INSTRUCTION:
Repeat word for word the part of the post below about life before PUA, from "So naturally i" to "her with shopping.".

DOCUMENT:

* * * * * * *

So abt my life before PUA > I was friends with most people in my school. But except like 5 girls i wasnt friendly with any of the other girls. Not because i didnt have any social value or anything but i was just didnt know wat to talk with them. Once even a girl said she liked me through her friend and after talking to her for like a min, i was in the friends zone lol

So naturally i had the worst oneitis for a girl in my skl. I used to text her and i would talk to her every opportunity i get. I used to wait till she comes out of lesson, so that i can talk to her lol thinking abt it now makes me want to go back in time and kick myself :P. Once we went shopping and she was buying her bra and i was helping her with colour. In my mind i am thinking game is so on. But like 2 days later, she changed her relationship status into " in a relationship with a dickhead". So basically i was like the gay guy helping her with shopping.

That day i decided to make this a mission. To sort out this part of my life...

* * * * * * *

MATERIAL PROVIDED:
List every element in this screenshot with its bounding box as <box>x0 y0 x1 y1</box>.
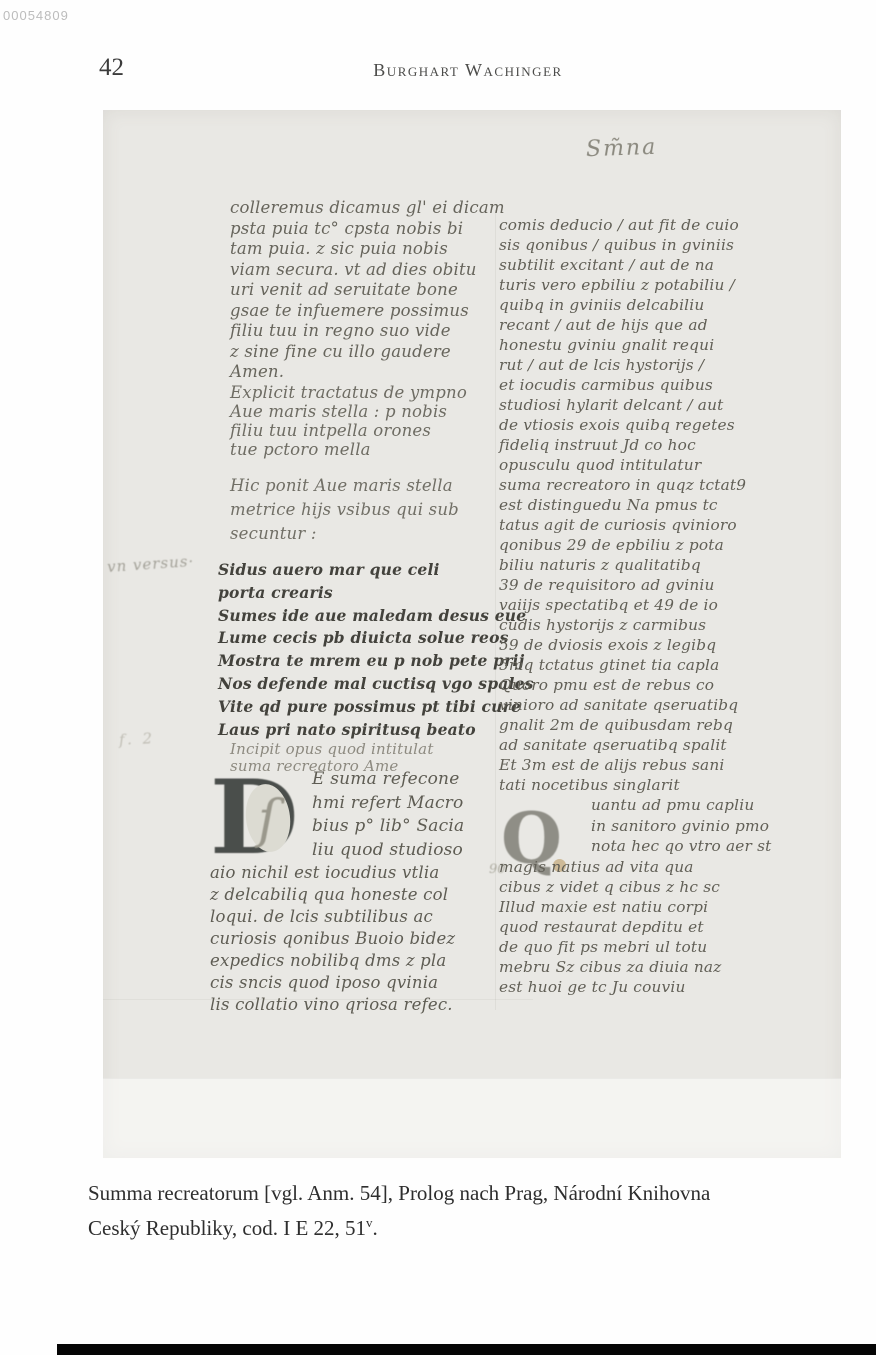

* * * * * * *

EXERCISE OUTPUT:
So naturally i had the worst oneitis for a girl in my skl. I used to text her and i would talk to her every opportunity i get. I used to wait till she comes out of lesson, so that i can talk to her lol thinking abt it now makes me want to go back in time and kick myself :P. Once we went shopping and she was buying her bra and i was helping her with colour. In my mind i am thinking game is so on. But like 2 days later, she changed her relationship status into " in a relationship with a dickhead". So basically i was like the gay guy helping her with shopping.